• Material:
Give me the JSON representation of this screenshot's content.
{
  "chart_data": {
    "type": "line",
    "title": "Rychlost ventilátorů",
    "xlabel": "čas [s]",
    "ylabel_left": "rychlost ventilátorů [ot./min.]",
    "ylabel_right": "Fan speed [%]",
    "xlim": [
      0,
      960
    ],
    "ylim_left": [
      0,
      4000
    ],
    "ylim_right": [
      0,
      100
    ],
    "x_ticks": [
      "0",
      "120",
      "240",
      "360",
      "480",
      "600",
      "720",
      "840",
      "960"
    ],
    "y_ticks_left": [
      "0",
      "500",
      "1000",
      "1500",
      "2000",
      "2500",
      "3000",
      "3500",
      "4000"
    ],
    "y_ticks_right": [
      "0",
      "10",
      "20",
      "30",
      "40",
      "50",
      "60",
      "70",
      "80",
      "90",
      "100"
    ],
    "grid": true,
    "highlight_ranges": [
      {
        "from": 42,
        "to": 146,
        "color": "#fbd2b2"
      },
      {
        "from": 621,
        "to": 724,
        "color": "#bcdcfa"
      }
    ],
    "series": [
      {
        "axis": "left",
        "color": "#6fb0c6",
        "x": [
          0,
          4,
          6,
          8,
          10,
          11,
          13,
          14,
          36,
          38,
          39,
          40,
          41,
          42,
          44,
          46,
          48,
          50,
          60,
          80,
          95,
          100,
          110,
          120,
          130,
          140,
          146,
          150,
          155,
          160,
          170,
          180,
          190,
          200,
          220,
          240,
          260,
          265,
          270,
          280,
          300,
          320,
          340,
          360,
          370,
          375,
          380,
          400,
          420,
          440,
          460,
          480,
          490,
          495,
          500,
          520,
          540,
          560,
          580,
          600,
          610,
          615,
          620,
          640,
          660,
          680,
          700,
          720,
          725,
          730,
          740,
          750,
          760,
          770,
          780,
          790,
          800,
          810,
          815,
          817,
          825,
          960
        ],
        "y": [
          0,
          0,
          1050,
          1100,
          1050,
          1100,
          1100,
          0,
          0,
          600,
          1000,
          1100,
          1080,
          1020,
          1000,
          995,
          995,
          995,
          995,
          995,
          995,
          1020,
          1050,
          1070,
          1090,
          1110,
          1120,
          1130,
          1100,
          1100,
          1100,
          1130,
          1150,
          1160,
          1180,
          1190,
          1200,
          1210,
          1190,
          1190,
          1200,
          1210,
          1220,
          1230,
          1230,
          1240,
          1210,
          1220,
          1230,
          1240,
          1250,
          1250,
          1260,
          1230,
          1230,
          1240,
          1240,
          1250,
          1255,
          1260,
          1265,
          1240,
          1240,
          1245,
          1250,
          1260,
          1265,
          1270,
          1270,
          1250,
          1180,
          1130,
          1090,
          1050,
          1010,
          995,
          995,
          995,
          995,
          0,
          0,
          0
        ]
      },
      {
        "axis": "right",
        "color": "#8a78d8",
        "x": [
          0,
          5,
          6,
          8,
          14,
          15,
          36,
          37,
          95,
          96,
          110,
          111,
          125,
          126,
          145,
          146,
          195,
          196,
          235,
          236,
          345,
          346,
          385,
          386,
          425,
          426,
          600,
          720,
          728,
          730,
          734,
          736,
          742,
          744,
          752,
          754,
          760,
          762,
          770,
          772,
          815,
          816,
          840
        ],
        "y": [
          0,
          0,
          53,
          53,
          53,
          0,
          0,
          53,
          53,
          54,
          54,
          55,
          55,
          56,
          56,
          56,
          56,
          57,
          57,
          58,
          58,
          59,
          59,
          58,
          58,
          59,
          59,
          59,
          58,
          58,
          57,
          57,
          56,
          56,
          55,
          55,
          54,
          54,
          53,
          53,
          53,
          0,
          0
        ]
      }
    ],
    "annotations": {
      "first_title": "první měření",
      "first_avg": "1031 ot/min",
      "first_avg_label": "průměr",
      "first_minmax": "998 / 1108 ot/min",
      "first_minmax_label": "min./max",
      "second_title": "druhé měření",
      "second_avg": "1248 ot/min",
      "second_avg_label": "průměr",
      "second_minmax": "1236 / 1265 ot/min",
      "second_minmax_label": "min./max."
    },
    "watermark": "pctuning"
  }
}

• Requirement:
Extract all of the data shown above and repeat it verbatim.

• Complete response:
Give me the JSON representation of this screenshot's content.
{
  "chart_data": {
    "type": "line",
    "title": "Rychlost ventilátorů",
    "xlabel": "čas [s]",
    "ylabel_left": "rychlost ventilátorů [ot./min.]",
    "ylabel_right": "Fan speed [%]",
    "xlim": [
      0,
      960
    ],
    "ylim_left": [
      0,
      4000
    ],
    "ylim_right": [
      0,
      100
    ],
    "x_ticks": [
      "0",
      "120",
      "240",
      "360",
      "480",
      "600",
      "720",
      "840",
      "960"
    ],
    "y_ticks_left": [
      "0",
      "500",
      "1000",
      "1500",
      "2000",
      "2500",
      "3000",
      "3500",
      "4000"
    ],
    "y_ticks_right": [
      "0",
      "10",
      "20",
      "30",
      "40",
      "50",
      "60",
      "70",
      "80",
      "90",
      "100"
    ],
    "grid": true,
    "highlight_ranges": [
      {
        "from": 42,
        "to": 146,
        "color": "#fbd2b2"
      },
      {
        "from": 621,
        "to": 724,
        "color": "#bcdcfa"
      }
    ],
    "series": [
      {
        "axis": "left",
        "color": "#6fb0c6",
        "x": [
          0,
          4,
          6,
          8,
          10,
          11,
          13,
          14,
          36,
          38,
          39,
          40,
          41,
          42,
          44,
          46,
          48,
          50,
          60,
          80,
          95,
          100,
          110,
          120,
          130,
          140,
          146,
          150,
          155,
          160,
          170,
          180,
          190,
          200,
          220,
          240,
          260,
          265,
          270,
          280,
          300,
          320,
          340,
          360,
          370,
          375,
          380,
          400,
          420,
          440,
          460,
          480,
          490,
          495,
          500,
          520,
          540,
          560,
          580,
          600,
          610,
          615,
          620,
          640,
          660,
          680,
          700,
          720,
          725,
          730,
          740,
          750,
          760,
          770,
          780,
          790,
          800,
          810,
          815,
          817,
          825,
          960
        ],
        "y": [
          0,
          0,
          1050,
          1100,
          1050,
          1100,
          1100,
          0,
          0,
          600,
          1000,
          1100,
          1080,
          1020,
          1000,
          995,
          995,
          995,
          995,
          995,
          995,
          1020,
          1050,
          1070,
          1090,
          1110,
          1120,
          1130,
          1100,
          1100,
          1100,
          1130,
          1150,
          1160,
          1180,
          1190,
          1200,
          1210,
          1190,
          1190,
          1200,
          1210,
          1220,
          1230,
          1230,
          1240,
          1210,
          1220,
          1230,
          1240,
          1250,
          1250,
          1260,
          1230,
          1230,
          1240,
          1240,
          1250,
          1255,
          1260,
          1265,
          1240,
          1240,
          1245,
          1250,
          1260,
          1265,
          1270,
          1270,
          1250,
          1180,
          1130,
          1090,
          1050,
          1010,
          995,
          995,
          995,
          995,
          0,
          0,
          0
        ]
      },
      {
        "axis": "right",
        "color": "#8a78d8",
        "x": [
          0,
          5,
          6,
          8,
          14,
          15,
          36,
          37,
          95,
          96,
          110,
          111,
          125,
          126,
          145,
          146,
          195,
          196,
          235,
          236,
          345,
          346,
          385,
          386,
          425,
          426,
          600,
          720,
          728,
          730,
          734,
          736,
          742,
          744,
          752,
          754,
          760,
          762,
          770,
          772,
          815,
          816,
          840
        ],
        "y": [
          0,
          0,
          53,
          53,
          53,
          0,
          0,
          53,
          53,
          54,
          54,
          55,
          55,
          56,
          56,
          56,
          56,
          57,
          57,
          58,
          58,
          59,
          59,
          58,
          58,
          59,
          59,
          59,
          58,
          58,
          57,
          57,
          56,
          56,
          55,
          55,
          54,
          54,
          53,
          53,
          53,
          0,
          0
        ]
      }
    ],
    "annotations": {
      "first_title": "první měření",
      "first_avg": "1031 ot/min",
      "first_avg_label": "průměr",
      "first_minmax": "998 / 1108 ot/min",
      "first_minmax_label": "min./max",
      "second_title": "druhé měření",
      "second_avg": "1248 ot/min",
      "second_avg_label": "průměr",
      "second_minmax": "1236 / 1265 ot/min",
      "second_minmax_label": "min./max."
    },
    "watermark": "pctuning"
  }
}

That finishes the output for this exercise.